Collected data

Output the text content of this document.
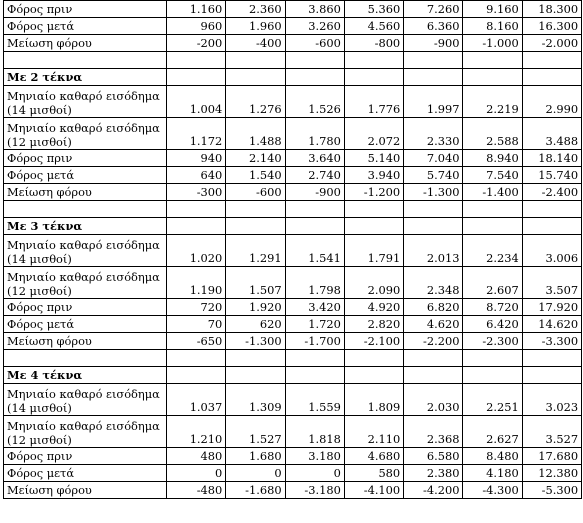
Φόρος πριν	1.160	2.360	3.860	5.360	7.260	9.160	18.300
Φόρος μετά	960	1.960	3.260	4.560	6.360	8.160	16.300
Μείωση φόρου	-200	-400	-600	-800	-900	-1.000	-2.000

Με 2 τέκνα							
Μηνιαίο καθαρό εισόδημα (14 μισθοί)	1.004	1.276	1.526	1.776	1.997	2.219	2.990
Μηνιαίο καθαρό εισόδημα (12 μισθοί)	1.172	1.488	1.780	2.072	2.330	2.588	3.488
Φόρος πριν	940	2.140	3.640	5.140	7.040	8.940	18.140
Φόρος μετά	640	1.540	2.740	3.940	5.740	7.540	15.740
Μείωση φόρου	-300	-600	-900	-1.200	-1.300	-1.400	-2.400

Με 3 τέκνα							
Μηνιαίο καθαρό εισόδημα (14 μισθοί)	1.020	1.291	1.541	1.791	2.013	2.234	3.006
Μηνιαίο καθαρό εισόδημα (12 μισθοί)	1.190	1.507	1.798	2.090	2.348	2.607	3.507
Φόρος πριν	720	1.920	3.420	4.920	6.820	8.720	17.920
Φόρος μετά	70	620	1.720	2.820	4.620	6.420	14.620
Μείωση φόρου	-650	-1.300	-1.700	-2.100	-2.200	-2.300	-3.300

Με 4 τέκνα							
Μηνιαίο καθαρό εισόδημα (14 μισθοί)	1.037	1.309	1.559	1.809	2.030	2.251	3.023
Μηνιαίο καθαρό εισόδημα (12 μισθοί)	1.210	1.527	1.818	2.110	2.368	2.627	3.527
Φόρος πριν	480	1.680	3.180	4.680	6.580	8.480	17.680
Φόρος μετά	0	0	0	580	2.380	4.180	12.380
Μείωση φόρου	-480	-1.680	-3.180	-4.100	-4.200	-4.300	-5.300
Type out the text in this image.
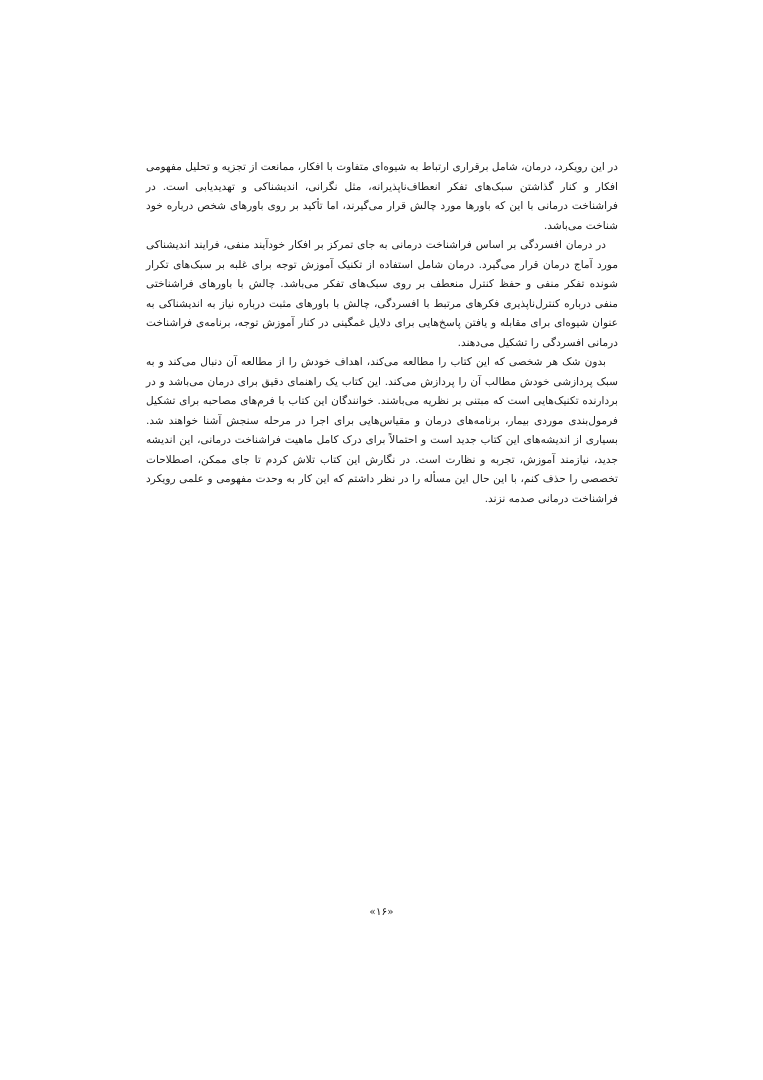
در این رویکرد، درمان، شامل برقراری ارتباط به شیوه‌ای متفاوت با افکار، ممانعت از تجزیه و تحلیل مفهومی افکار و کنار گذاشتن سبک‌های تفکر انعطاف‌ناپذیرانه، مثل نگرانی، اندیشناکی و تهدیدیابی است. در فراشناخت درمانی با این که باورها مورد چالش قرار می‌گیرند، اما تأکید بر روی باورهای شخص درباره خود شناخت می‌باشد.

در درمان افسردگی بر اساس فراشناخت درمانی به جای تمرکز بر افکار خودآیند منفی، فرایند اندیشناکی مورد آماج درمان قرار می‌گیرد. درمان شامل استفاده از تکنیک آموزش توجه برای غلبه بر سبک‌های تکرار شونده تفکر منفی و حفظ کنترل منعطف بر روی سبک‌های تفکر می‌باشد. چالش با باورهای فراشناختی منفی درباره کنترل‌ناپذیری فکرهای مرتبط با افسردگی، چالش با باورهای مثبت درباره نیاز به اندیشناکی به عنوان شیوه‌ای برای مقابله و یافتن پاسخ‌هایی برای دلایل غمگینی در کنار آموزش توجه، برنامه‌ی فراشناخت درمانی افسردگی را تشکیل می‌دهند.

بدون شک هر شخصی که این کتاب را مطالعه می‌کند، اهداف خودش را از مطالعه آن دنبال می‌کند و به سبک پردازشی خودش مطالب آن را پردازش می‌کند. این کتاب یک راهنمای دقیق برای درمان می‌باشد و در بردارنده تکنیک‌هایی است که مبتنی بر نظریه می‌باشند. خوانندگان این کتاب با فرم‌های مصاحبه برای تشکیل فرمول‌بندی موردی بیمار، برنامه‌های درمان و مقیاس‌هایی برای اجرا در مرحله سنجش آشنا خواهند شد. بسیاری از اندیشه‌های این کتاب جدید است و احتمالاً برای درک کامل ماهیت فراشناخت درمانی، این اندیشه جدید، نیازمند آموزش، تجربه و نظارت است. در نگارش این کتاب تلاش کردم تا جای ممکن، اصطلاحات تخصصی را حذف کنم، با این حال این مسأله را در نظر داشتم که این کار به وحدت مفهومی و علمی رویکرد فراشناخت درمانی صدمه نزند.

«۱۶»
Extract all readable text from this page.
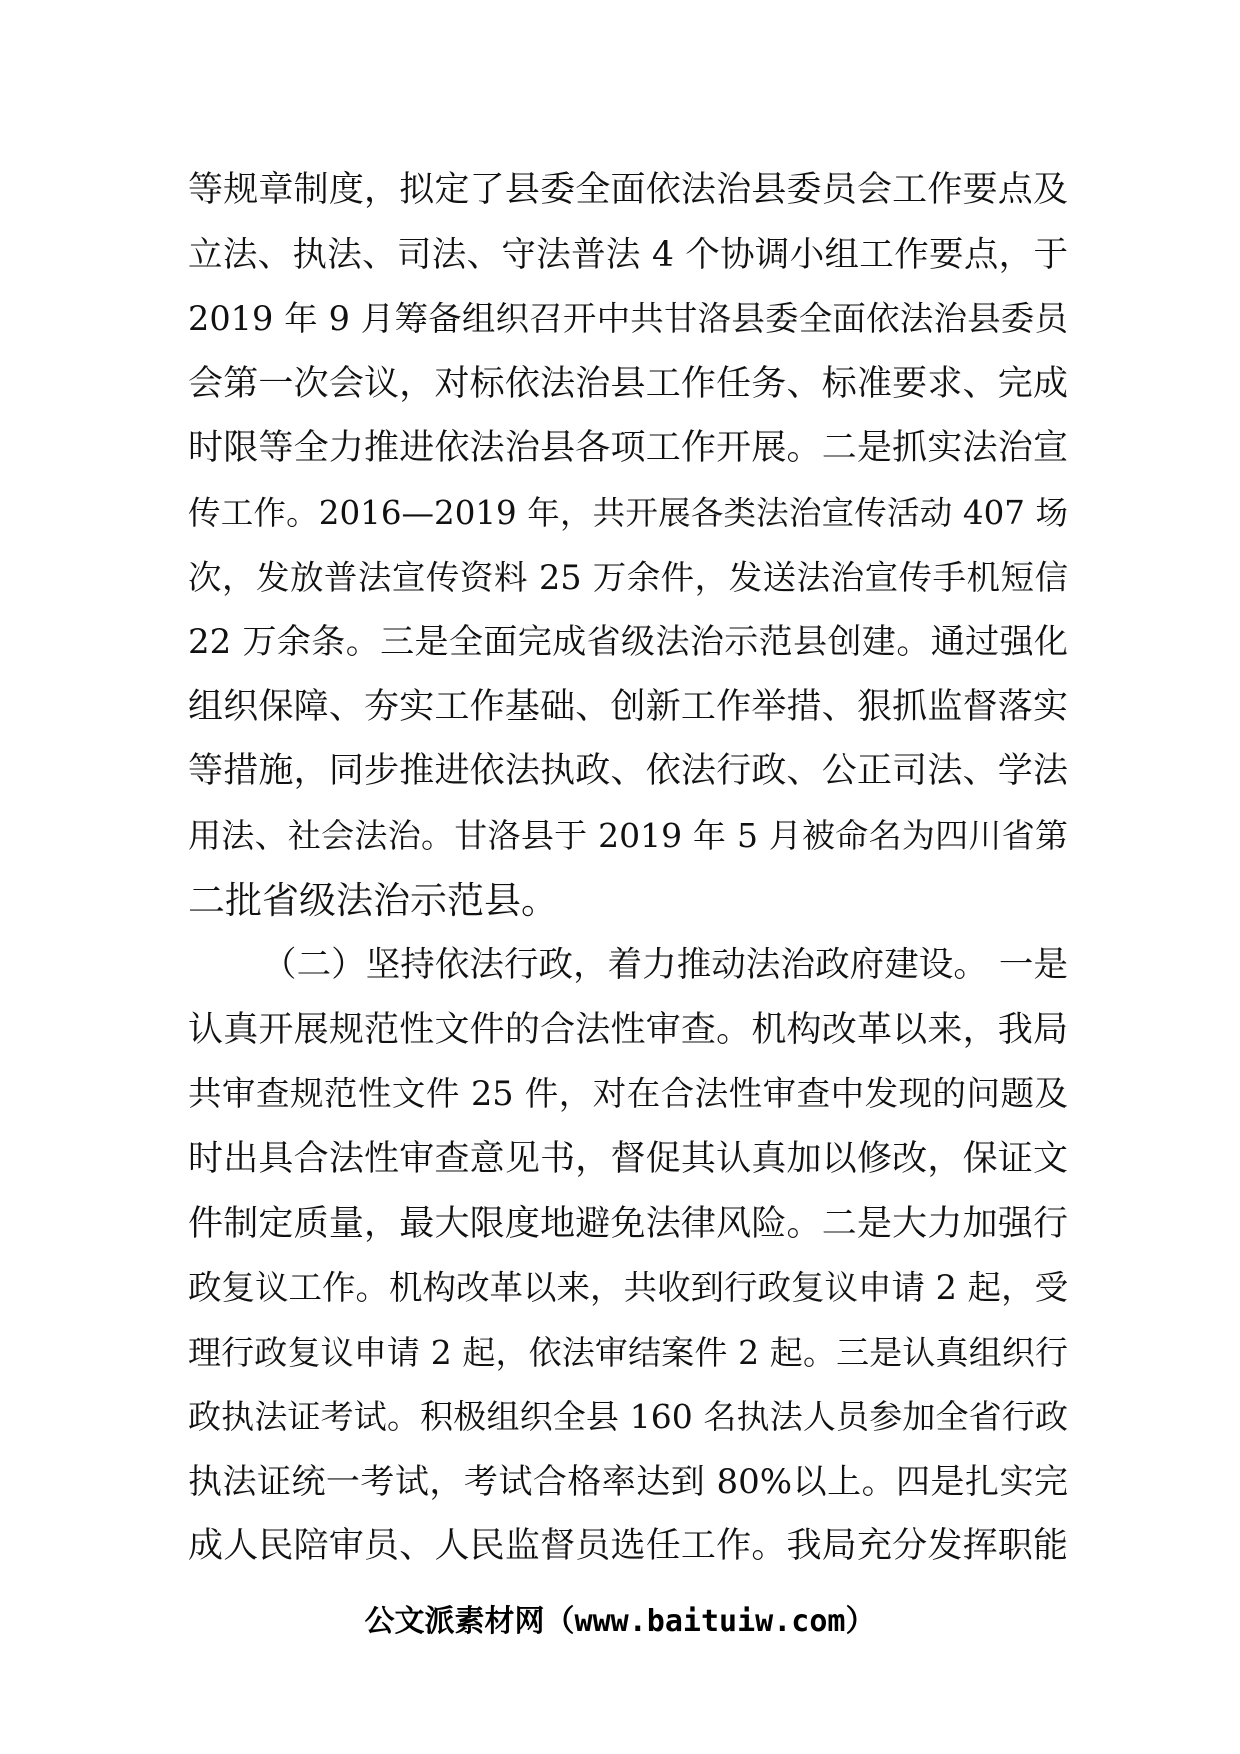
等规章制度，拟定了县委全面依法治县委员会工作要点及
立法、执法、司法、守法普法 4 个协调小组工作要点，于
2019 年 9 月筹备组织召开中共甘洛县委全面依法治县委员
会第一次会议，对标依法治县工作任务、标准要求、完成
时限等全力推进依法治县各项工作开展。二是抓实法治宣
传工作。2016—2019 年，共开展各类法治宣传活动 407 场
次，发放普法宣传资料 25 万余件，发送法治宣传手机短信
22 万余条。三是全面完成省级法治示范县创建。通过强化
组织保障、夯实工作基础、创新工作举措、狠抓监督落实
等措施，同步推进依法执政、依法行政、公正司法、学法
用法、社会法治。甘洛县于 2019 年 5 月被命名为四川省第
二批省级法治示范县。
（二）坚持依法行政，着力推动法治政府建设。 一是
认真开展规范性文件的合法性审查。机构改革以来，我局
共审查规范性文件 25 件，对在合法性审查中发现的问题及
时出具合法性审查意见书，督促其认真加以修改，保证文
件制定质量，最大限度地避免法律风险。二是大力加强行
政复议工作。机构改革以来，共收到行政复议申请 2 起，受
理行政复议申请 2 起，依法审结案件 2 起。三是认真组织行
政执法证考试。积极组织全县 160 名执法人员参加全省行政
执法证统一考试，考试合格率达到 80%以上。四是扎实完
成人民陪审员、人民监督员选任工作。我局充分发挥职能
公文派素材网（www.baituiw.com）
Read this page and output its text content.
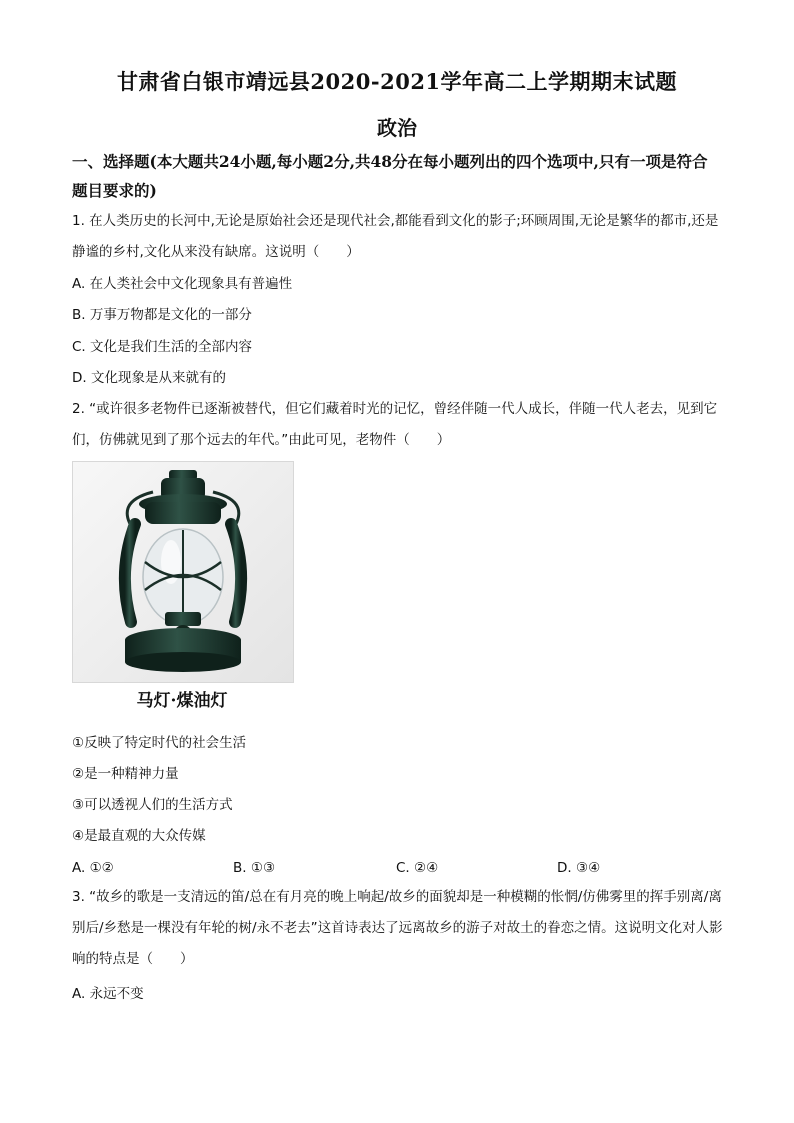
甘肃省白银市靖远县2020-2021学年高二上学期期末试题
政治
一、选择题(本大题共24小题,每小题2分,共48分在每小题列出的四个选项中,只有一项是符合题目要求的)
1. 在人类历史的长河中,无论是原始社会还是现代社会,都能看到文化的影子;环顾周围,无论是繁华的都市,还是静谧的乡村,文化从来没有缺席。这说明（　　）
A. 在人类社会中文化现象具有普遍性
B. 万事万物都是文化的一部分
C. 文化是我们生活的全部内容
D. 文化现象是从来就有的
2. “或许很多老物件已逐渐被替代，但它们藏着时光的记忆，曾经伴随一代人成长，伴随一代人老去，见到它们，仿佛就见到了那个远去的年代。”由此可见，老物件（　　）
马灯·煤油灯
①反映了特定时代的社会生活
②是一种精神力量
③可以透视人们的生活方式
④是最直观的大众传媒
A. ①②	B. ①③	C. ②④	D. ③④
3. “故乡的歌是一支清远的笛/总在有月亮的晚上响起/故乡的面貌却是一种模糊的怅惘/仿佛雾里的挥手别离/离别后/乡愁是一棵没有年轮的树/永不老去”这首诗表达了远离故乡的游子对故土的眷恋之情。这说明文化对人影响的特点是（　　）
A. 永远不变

Aim of the task —
Only a number is needed: how many lines of the material above contain "شیوه"?

Reply to the task —
2